[START Data shown]

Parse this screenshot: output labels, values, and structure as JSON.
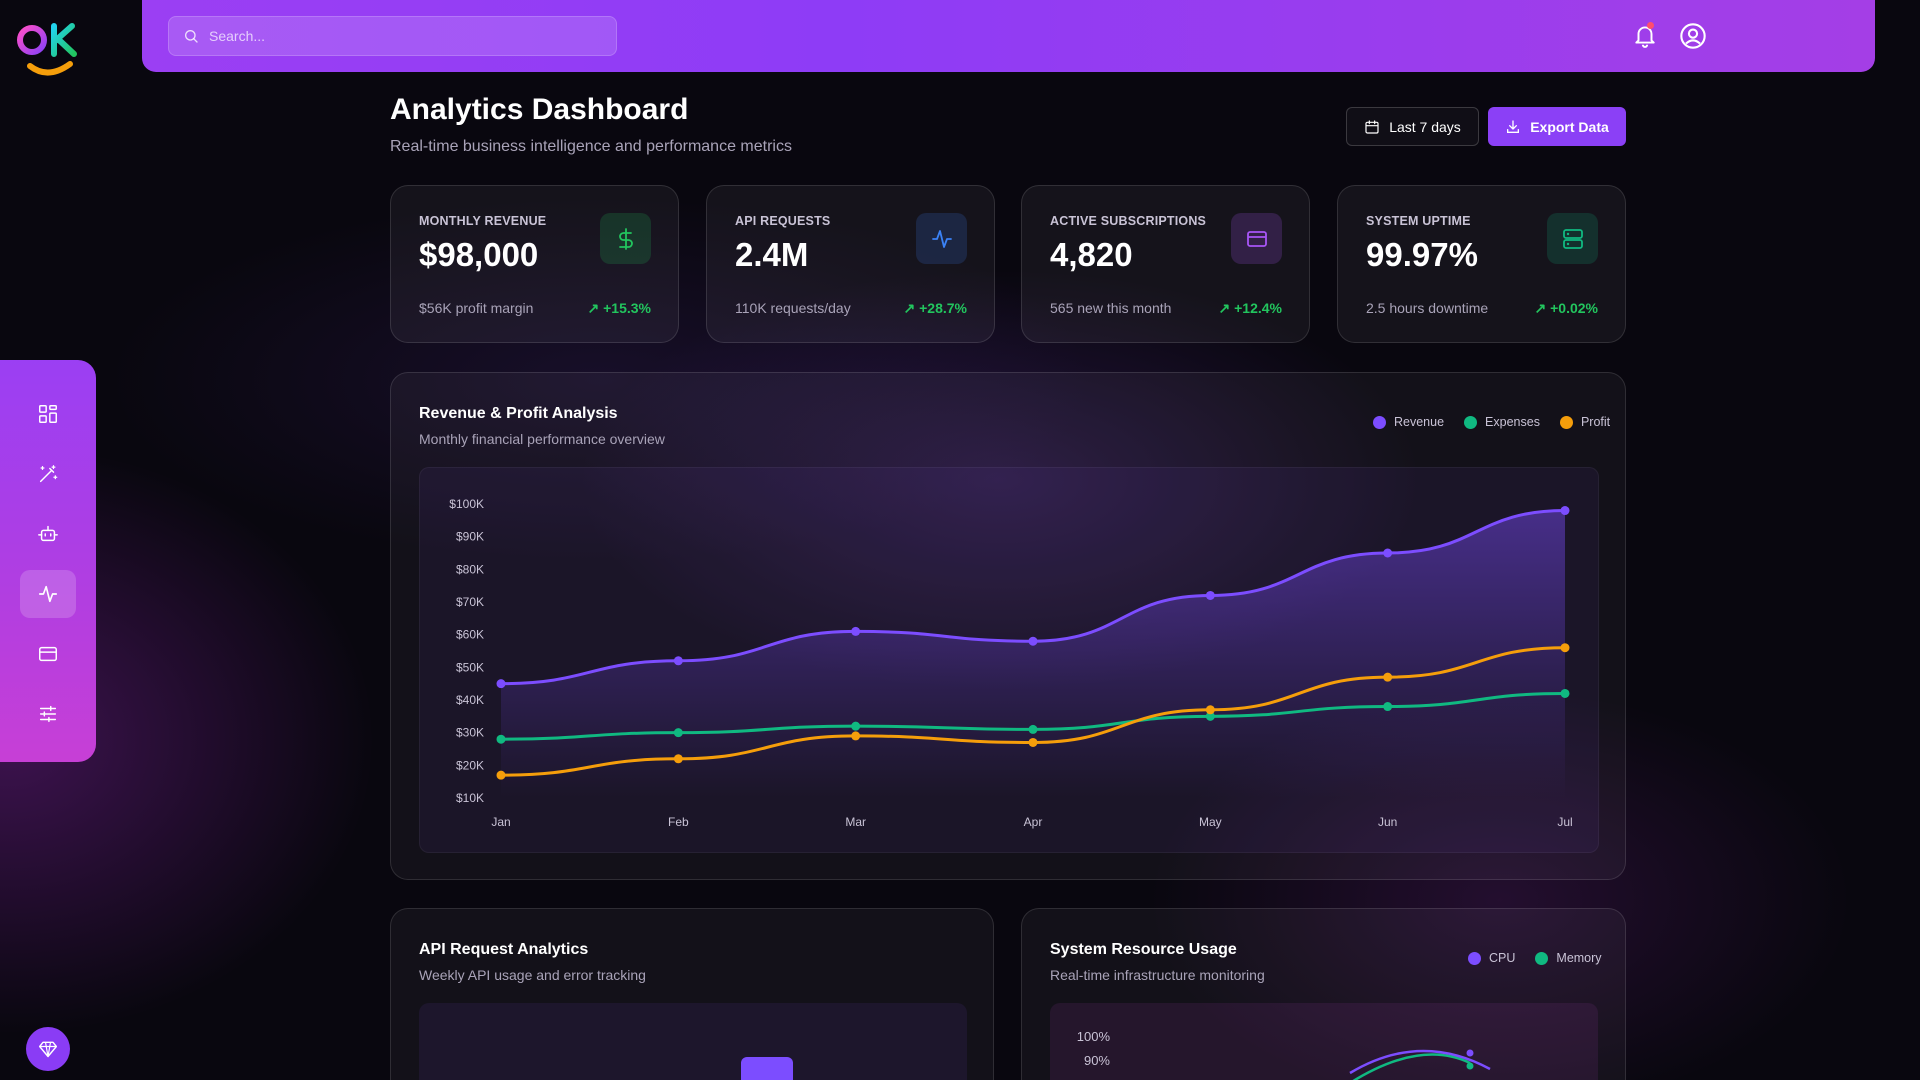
{
  "topbar": {
    "search_placeholder": "Search..."
  },
  "header": {
    "title": "Analytics Dashboard",
    "subtitle": "Real-time business intelligence and performance metrics",
    "range_button": "Last 7 days",
    "export_button": "Export Data"
  },
  "stats": [
    {
      "label": "MONTHLY REVENUE",
      "value": "$98,000",
      "sub": "$56K profit margin",
      "delta": "+15.3%",
      "icon": "dollar-icon",
      "color": "#22c55e"
    },
    {
      "label": "API REQUESTS",
      "value": "2.4M",
      "sub": "110K requests/day",
      "delta": "+28.7%",
      "icon": "activity-icon",
      "color": "#3b82f6"
    },
    {
      "label": "ACTIVE SUBSCRIPTIONS",
      "value": "4,820",
      "sub": "565 new this month",
      "delta": "+12.4%",
      "icon": "credit-card-icon",
      "color": "#a855f7"
    },
    {
      "label": "SYSTEM UPTIME",
      "value": "99.97%",
      "sub": "2.5 hours downtime",
      "delta": "+0.02%",
      "icon": "server-icon",
      "color": "#10b981"
    }
  ],
  "revenue_panel": {
    "title": "Revenue & Profit Analysis",
    "subtitle": "Monthly financial performance overview",
    "legend": [
      "Revenue",
      "Expenses",
      "Profit"
    ]
  },
  "api_panel": {
    "title": "API Request Analytics",
    "subtitle": "Weekly API usage and error tracking"
  },
  "resource_panel": {
    "title": "System Resource Usage",
    "subtitle": "Real-time infrastructure monitoring",
    "legend": [
      "CPU",
      "Memory"
    ],
    "ticks": [
      "100%",
      "90%"
    ]
  },
  "chart_data": {
    "type": "line",
    "categories": [
      "Jan",
      "Feb",
      "Mar",
      "Apr",
      "May",
      "Jun",
      "Jul"
    ],
    "series": [
      {
        "name": "Revenue",
        "color": "#7c4dff",
        "values": [
          45000,
          52000,
          61000,
          58000,
          72000,
          85000,
          98000
        ]
      },
      {
        "name": "Expenses",
        "color": "#10b981",
        "values": [
          28000,
          30000,
          32000,
          31000,
          35000,
          38000,
          42000
        ]
      },
      {
        "name": "Profit",
        "color": "#f59e0b",
        "values": [
          17000,
          22000,
          29000,
          27000,
          37000,
          47000,
          56000
        ]
      }
    ],
    "y_ticks": [
      "$100K",
      "$90K",
      "$80K",
      "$70K",
      "$60K",
      "$50K",
      "$40K",
      "$30K",
      "$20K",
      "$10K"
    ],
    "ylim": [
      10000,
      100000
    ],
    "grid": false
  },
  "colors": {
    "accent": "#8b40f6",
    "positive": "#22c55e"
  }
}
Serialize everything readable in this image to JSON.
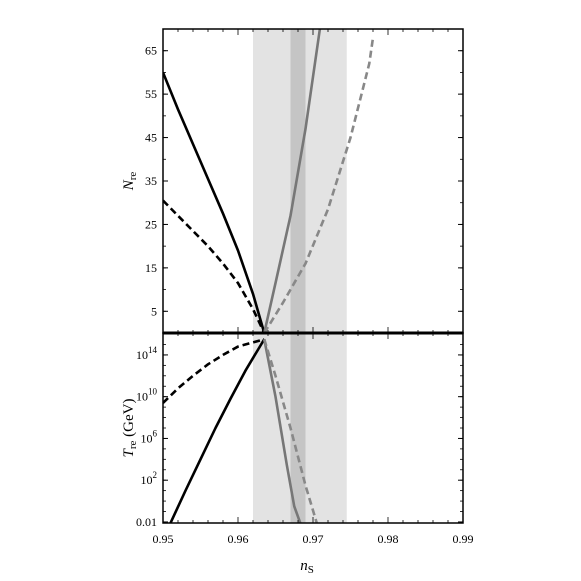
{
  "chart_data": [
    {
      "type": "line",
      "panel": "top",
      "xlabel": "n_S",
      "ylabel": "N_re",
      "ylabel_main": "N",
      "ylabel_sub": "re",
      "xlim": [
        0.95,
        0.99
      ],
      "ylim": [
        0,
        70
      ],
      "yticks": [
        5,
        15,
        25,
        35,
        45,
        55,
        65
      ],
      "ytick_labels": [
        "5",
        "15",
        "25",
        "35",
        "45",
        "55",
        "65"
      ],
      "bands": [
        {
          "x": [
            0.962,
            0.9745
          ],
          "color": "#e3e3e3"
        },
        {
          "x": [
            0.967,
            0.969
          ],
          "color": "#c5c5c5"
        }
      ],
      "series": [
        {
          "color": "#000000",
          "dash": false,
          "x": [
            0.95,
            0.952,
            0.954,
            0.956,
            0.958,
            0.96,
            0.962,
            0.9635
          ],
          "y": [
            60,
            51.5,
            43.5,
            35.5,
            27.5,
            19,
            9,
            0
          ]
        },
        {
          "color": "#000000",
          "dash": true,
          "x": [
            0.95,
            0.952,
            0.954,
            0.956,
            0.958,
            0.96,
            0.962,
            0.9635
          ],
          "y": [
            30.5,
            27,
            23.5,
            20,
            16,
            11.5,
            5.5,
            0
          ]
        },
        {
          "color": "#777777",
          "dash": false,
          "x": [
            0.9635,
            0.965,
            0.967,
            0.969,
            0.971
          ],
          "y": [
            0,
            11.5,
            27,
            47,
            71
          ]
        },
        {
          "color": "#888888",
          "dash": true,
          "x": [
            0.9635,
            0.966,
            0.969,
            0.972,
            0.975,
            0.9775,
            0.978
          ],
          "y": [
            0,
            7,
            16,
            28.5,
            45,
            62,
            68
          ]
        }
      ]
    },
    {
      "type": "line",
      "panel": "bottom",
      "xlabel": "n_S",
      "ylabel": "T_re (GeV)",
      "ylabel_main": "T",
      "ylabel_sub": "re",
      "ylabel_unit": " (GeV)",
      "xlim": [
        0.95,
        0.99
      ],
      "ylim_log10": [
        -2.1,
        16.1
      ],
      "yscale": "log",
      "yticks_log10": [
        -2,
        2,
        6,
        10,
        14
      ],
      "ytick_labels": [
        {
          "base": "0.01",
          "exp": ""
        },
        {
          "base": "10",
          "exp": "2"
        },
        {
          "base": "10",
          "exp": "6"
        },
        {
          "base": "10",
          "exp": "10"
        },
        {
          "base": "10",
          "exp": "14"
        }
      ],
      "xticks": [
        0.95,
        0.96,
        0.97,
        0.98,
        0.99
      ],
      "xtick_labels": [
        "0.95",
        "0.96",
        "0.97",
        "0.98",
        "0.99"
      ],
      "bands": [
        {
          "x": [
            0.962,
            0.9745
          ],
          "color": "#e3e3e3"
        },
        {
          "x": [
            0.967,
            0.969
          ],
          "color": "#c5c5c5"
        }
      ],
      "series_log10": [
        {
          "color": "#000000",
          "dash": false,
          "x": [
            0.951,
            0.953,
            0.955,
            0.957,
            0.959,
            0.961,
            0.9635
          ],
          "y": [
            -2.1,
            1,
            4,
            7,
            9.8,
            12.5,
            15.5
          ]
        },
        {
          "color": "#000000",
          "dash": true,
          "x": [
            0.95,
            0.952,
            0.954,
            0.956,
            0.958,
            0.96,
            0.9635
          ],
          "y": [
            9.4,
            10.8,
            12,
            13.1,
            14,
            14.8,
            15.5
          ]
        },
        {
          "color": "#777777",
          "dash": false,
          "x": [
            0.9635,
            0.965,
            0.9665,
            0.9675,
            0.9683
          ],
          "y": [
            15.5,
            10,
            3.5,
            -0.5,
            -2.1
          ]
        },
        {
          "color": "#888888",
          "dash": true,
          "x": [
            0.9635,
            0.965,
            0.967,
            0.969,
            0.9705
          ],
          "y": [
            15.5,
            12,
            7,
            1.5,
            -2.1
          ]
        }
      ]
    }
  ]
}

[END Data shown]

To be done:
Using the entries above, find all lines with "performance". Copy them.

The answer:
    "subtitle": "Real-time business intelligence and performance metrics",
    "subtitle": "Monthly financial performance overview",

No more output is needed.